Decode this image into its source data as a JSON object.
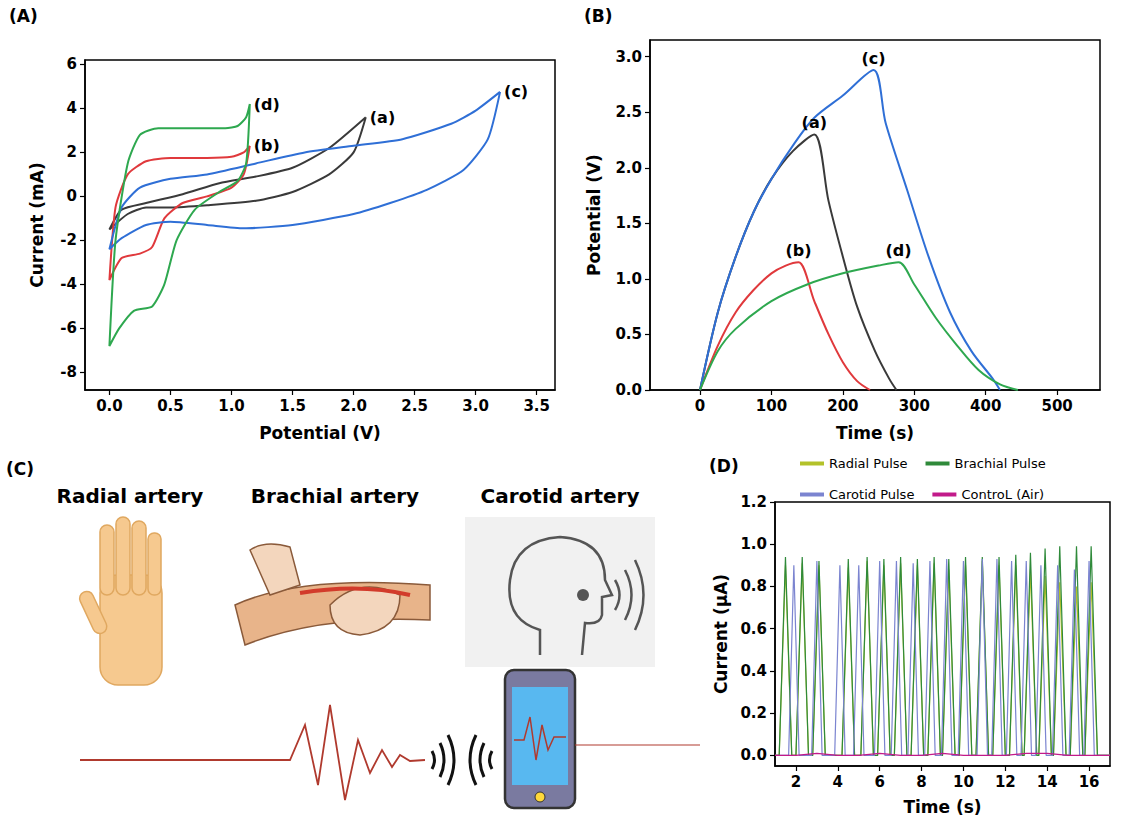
{
  "chart_data": [
    {
      "panel_label": "(A)",
      "type": "line",
      "x_label": "Potential (V)",
      "y_label": "Current (mA)",
      "grid": false,
      "xlim": [
        -0.2,
        3.65
      ],
      "xticks": [
        {
          "value": 0,
          "label": "0.0"
        },
        {
          "value": 0.5,
          "label": "0.5"
        },
        {
          "value": 1,
          "label": "1.0"
        },
        {
          "value": 1.5,
          "label": "1.5"
        },
        {
          "value": 2,
          "label": "2.0"
        },
        {
          "value": 2.5,
          "label": "2.5"
        },
        {
          "value": 3,
          "label": "3.0"
        },
        {
          "value": 3.5,
          "label": "3.5"
        }
      ],
      "ylim": [
        -8.8,
        6.2
      ],
      "yticks": [
        -8,
        -6,
        -4,
        -2,
        0,
        2,
        4,
        6
      ],
      "series": [
        {
          "name": "(a)",
          "color": "#3a3a3a",
          "x": [
            2.1,
            2.0,
            1.8,
            1.5,
            1.2,
            0.8,
            0.5,
            0.3,
            0.15,
            0,
            0.1,
            0.3,
            0.6,
            0.9,
            1.2,
            1.5,
            1.8,
            2.1
          ],
          "values": [
            3.6,
            2.0,
            1.0,
            0.2,
            -0.2,
            -0.4,
            -0.5,
            -0.5,
            -0.8,
            -1.5,
            -0.6,
            -0.3,
            0.1,
            0.6,
            0.9,
            1.3,
            2.2,
            3.6
          ]
        },
        {
          "name": "(b)",
          "color": "#e0393c",
          "x": [
            1.15,
            1.1,
            1.0,
            0.8,
            0.6,
            0.45,
            0.35,
            0.25,
            0.1,
            0,
            0.05,
            0.15,
            0.3,
            0.5,
            0.8,
            1.0,
            1.1,
            1.15
          ],
          "values": [
            2.3,
            1.0,
            0.4,
            0.0,
            -0.3,
            -1.0,
            -2.3,
            -2.6,
            -2.8,
            -3.8,
            -0.5,
            1.0,
            1.6,
            1.75,
            1.75,
            1.8,
            2.0,
            2.3
          ]
        },
        {
          "name": "(c)",
          "color": "#2f6fd6",
          "x": [
            3.2,
            3.1,
            2.9,
            2.6,
            2.3,
            2.0,
            1.5,
            1.1,
            0.8,
            0.5,
            0.3,
            0.1,
            0,
            0.1,
            0.25,
            0.5,
            0.8,
            1.2,
            1.6,
            2.0,
            2.4,
            2.8,
            3.0,
            3.2
          ],
          "values": [
            4.75,
            2.6,
            1.2,
            0.3,
            -0.3,
            -0.8,
            -1.3,
            -1.45,
            -1.3,
            -1.15,
            -1.3,
            -1.9,
            -2.4,
            -0.5,
            0.4,
            0.8,
            1.0,
            1.5,
            2.0,
            2.3,
            2.6,
            3.3,
            3.9,
            4.75
          ]
        },
        {
          "name": "(d)",
          "color": "#2ea84f",
          "x": [
            1.15,
            1.12,
            1.05,
            0.9,
            0.7,
            0.55,
            0.45,
            0.35,
            0.2,
            0.08,
            0,
            0.05,
            0.15,
            0.25,
            0.4,
            0.7,
            0.95,
            1.05,
            1.12,
            1.15
          ],
          "values": [
            4.2,
            1.5,
            0.7,
            0.2,
            -0.6,
            -2.0,
            -4.0,
            -5.0,
            -5.2,
            -6.0,
            -6.8,
            -2.0,
            1.5,
            2.8,
            3.1,
            3.1,
            3.1,
            3.2,
            3.6,
            4.2
          ]
        }
      ]
    },
    {
      "panel_label": "(B)",
      "type": "line",
      "x_label": "Time (s)",
      "y_label": "Potential (V)",
      "grid": false,
      "xlim": [
        -70,
        560
      ],
      "xticks": [
        0,
        100,
        200,
        300,
        400,
        500
      ],
      "ylim": [
        0,
        3.15
      ],
      "yticks": [
        {
          "value": 0,
          "label": "0.0"
        },
        {
          "value": 0.5,
          "label": "0.5"
        },
        {
          "value": 1,
          "label": "1.0"
        },
        {
          "value": 1.5,
          "label": "1.5"
        },
        {
          "value": 2,
          "label": "2.0"
        },
        {
          "value": 2.5,
          "label": "2.5"
        },
        {
          "value": 3,
          "label": "3.0"
        }
      ],
      "series": [
        {
          "name": "(a)",
          "color": "#3a3a3a",
          "x": [
            0,
            25,
            50,
            75,
            100,
            130,
            160,
            180,
            200,
            220,
            245,
            265,
            275
          ],
          "values": [
            0,
            0.7,
            1.2,
            1.6,
            1.9,
            2.15,
            2.3,
            1.7,
            1.2,
            0.75,
            0.35,
            0.1,
            0
          ]
        },
        {
          "name": "(b)",
          "color": "#e0393c",
          "x": [
            0,
            25,
            50,
            75,
            100,
            120,
            138,
            160,
            180,
            200,
            220,
            238
          ],
          "values": [
            0,
            0.4,
            0.7,
            0.9,
            1.05,
            1.12,
            1.15,
            0.8,
            0.5,
            0.25,
            0.08,
            0
          ]
        },
        {
          "name": "(c)",
          "color": "#2f6fd6",
          "x": [
            0,
            25,
            50,
            75,
            100,
            130,
            160,
            200,
            243,
            260,
            290,
            320,
            350,
            380,
            410,
            420
          ],
          "values": [
            0,
            0.7,
            1.2,
            1.6,
            1.9,
            2.2,
            2.45,
            2.65,
            2.88,
            2.4,
            1.8,
            1.2,
            0.7,
            0.35,
            0.1,
            0
          ]
        },
        {
          "name": "(d)",
          "color": "#2ea84f",
          "x": [
            0,
            25,
            50,
            100,
            150,
            200,
            250,
            278,
            300,
            330,
            360,
            390,
            420,
            445
          ],
          "values": [
            0,
            0.35,
            0.55,
            0.8,
            0.95,
            1.05,
            1.12,
            1.15,
            0.95,
            0.65,
            0.4,
            0.18,
            0.05,
            0
          ]
        }
      ]
    },
    {
      "panel_label": "(D)",
      "type": "line",
      "x_label": "Time (s)",
      "y_label": "Current (μA)",
      "grid": false,
      "legend": "top",
      "xlim": [
        1,
        17
      ],
      "xticks": [
        2,
        4,
        6,
        8,
        10,
        12,
        14,
        16
      ],
      "ylim": [
        -0.05,
        1.2
      ],
      "yticks": [
        {
          "value": 0,
          "label": "0.0"
        },
        {
          "value": 0.2,
          "label": "0.2"
        },
        {
          "value": 0.4,
          "label": "0.4"
        },
        {
          "value": 0.6,
          "label": "0.6"
        },
        {
          "value": 0.8,
          "label": "0.8"
        },
        {
          "value": 1,
          "label": "1.0"
        },
        {
          "value": 1.2,
          "label": "1.2"
        }
      ],
      "series": [
        {
          "name": "Radial Pulse",
          "color": "#b3c22a",
          "x": [
            1.0,
            1.2,
            1.5,
            1.8,
            2.0,
            2.3,
            2.6,
            2.8,
            3.1,
            3.4,
            4.2,
            4.5,
            4.8,
            5.1,
            5.4,
            5.7,
            5.9,
            6.2,
            6.5,
            6.7,
            7.0,
            7.3,
            7.5,
            7.8,
            8.1,
            8.3,
            8.6,
            8.9,
            9.0,
            9.3,
            9.6,
            9.8,
            10.1,
            10.4,
            10.6,
            10.9,
            11.2,
            11.4,
            11.7,
            12.0,
            12.2,
            12.5,
            12.8,
            12.9,
            13.2,
            13.5,
            13.6,
            13.9,
            14.2,
            14.3,
            14.6,
            14.9,
            15.1,
            15.4,
            15.7,
            15.8,
            16.1,
            16.4,
            17.0
          ],
          "values": [
            0,
            0,
            0.9,
            0,
            0,
            0.91,
            0,
            0,
            0.9,
            0,
            0,
            0.89,
            0,
            0,
            0.92,
            0,
            0,
            0.9,
            0,
            0,
            0.91,
            0,
            0,
            0.9,
            0,
            0,
            0.91,
            0,
            0,
            0.88,
            0,
            0,
            0.9,
            0,
            0,
            0.92,
            0,
            0,
            0.9,
            0,
            0,
            0.9,
            0,
            0,
            0.88,
            0,
            0,
            0.85,
            0,
            0,
            0.82,
            0,
            0,
            0.8,
            0,
            0,
            0.82,
            0,
            0
          ]
        },
        {
          "name": "Brachial Pulse",
          "color": "#2f8a3a",
          "x": [
            1.0,
            1.2,
            1.5,
            1.8,
            2.0,
            2.3,
            2.6,
            2.8,
            3.1,
            3.4,
            4.2,
            4.5,
            4.8,
            5.1,
            5.4,
            5.7,
            5.9,
            6.2,
            6.5,
            6.7,
            7.0,
            7.3,
            7.5,
            7.8,
            8.1,
            8.3,
            8.6,
            8.9,
            9.0,
            9.3,
            9.6,
            9.8,
            10.1,
            10.4,
            10.6,
            10.9,
            11.2,
            11.4,
            11.7,
            12.0,
            12.2,
            12.5,
            12.8,
            12.9,
            13.2,
            13.5,
            13.6,
            13.9,
            14.2,
            14.3,
            14.6,
            14.9,
            15.1,
            15.4,
            15.7,
            15.8,
            16.1,
            16.4,
            17.0
          ],
          "values": [
            0,
            0,
            0.94,
            0,
            0,
            0.94,
            0,
            0,
            0.92,
            0,
            0,
            0.93,
            0,
            0,
            0.94,
            0,
            0,
            0.93,
            0,
            0,
            0.94,
            0,
            0,
            0.93,
            0,
            0,
            0.94,
            0,
            0,
            0.93,
            0,
            0,
            0.94,
            0,
            0,
            0.94,
            0,
            0,
            0.94,
            0,
            0,
            0.95,
            0,
            0,
            0.96,
            0,
            0,
            0.98,
            0,
            0,
            0.99,
            0,
            0,
            0.99,
            0,
            0,
            0.99,
            0,
            0
          ]
        },
        {
          "name": "Carotid Pulse",
          "color": "#7b84d0",
          "x": [
            1.0,
            1.65,
            1.9,
            2.15,
            2.75,
            3.0,
            3.25,
            3.85,
            4.1,
            4.35,
            4.75,
            5.0,
            5.25,
            5.75,
            6.0,
            6.25,
            6.55,
            6.8,
            7.05,
            7.35,
            7.6,
            7.85,
            8.15,
            8.4,
            8.65,
            8.95,
            9.2,
            9.45,
            9.75,
            10.0,
            10.25,
            10.65,
            10.9,
            11.15,
            11.35,
            11.6,
            11.85,
            12.05,
            12.3,
            12.55,
            12.75,
            13.0,
            13.25,
            13.45,
            13.7,
            13.95,
            14.25,
            14.5,
            14.75,
            15.05,
            15.3,
            15.55,
            15.75,
            16.0,
            16.25,
            17.0
          ],
          "values": [
            0,
            0,
            0.9,
            0,
            0,
            0.92,
            0,
            0,
            0.9,
            0,
            0,
            0.9,
            0,
            0,
            0.92,
            0,
            0,
            0.92,
            0,
            0,
            0.91,
            0,
            0,
            0.92,
            0,
            0,
            0.93,
            0,
            0,
            0.92,
            0,
            0,
            0.93,
            0,
            0,
            0.93,
            0,
            0,
            0.92,
            0,
            0,
            0.92,
            0,
            0,
            0.9,
            0,
            0,
            0.9,
            0,
            0,
            0.88,
            0,
            0,
            0.92,
            0,
            0
          ]
        },
        {
          "name": "ControL (Air)",
          "color": "#c21a8a",
          "x": [
            1,
            2,
            3,
            4,
            5,
            6,
            7,
            8,
            9,
            10,
            11,
            12,
            13,
            14,
            15,
            16,
            17
          ],
          "values": [
            0,
            0,
            0.01,
            0,
            0,
            0.01,
            0,
            0,
            0.01,
            0,
            0,
            0,
            0.01,
            0.01,
            0,
            0,
            0
          ]
        }
      ]
    }
  ],
  "diagram": {
    "panel_label": "(C)",
    "labels": [
      "Radial artery",
      "Brachial artery",
      "Carotid artery"
    ]
  }
}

__WHAT YOU HAVE TO DO__
Show every line in the records above that contains the word "Current".

__ANSWER TO THIS PROBLEM__
      "y_label": "Current (mA)",
      "y_label": "Current (μA)",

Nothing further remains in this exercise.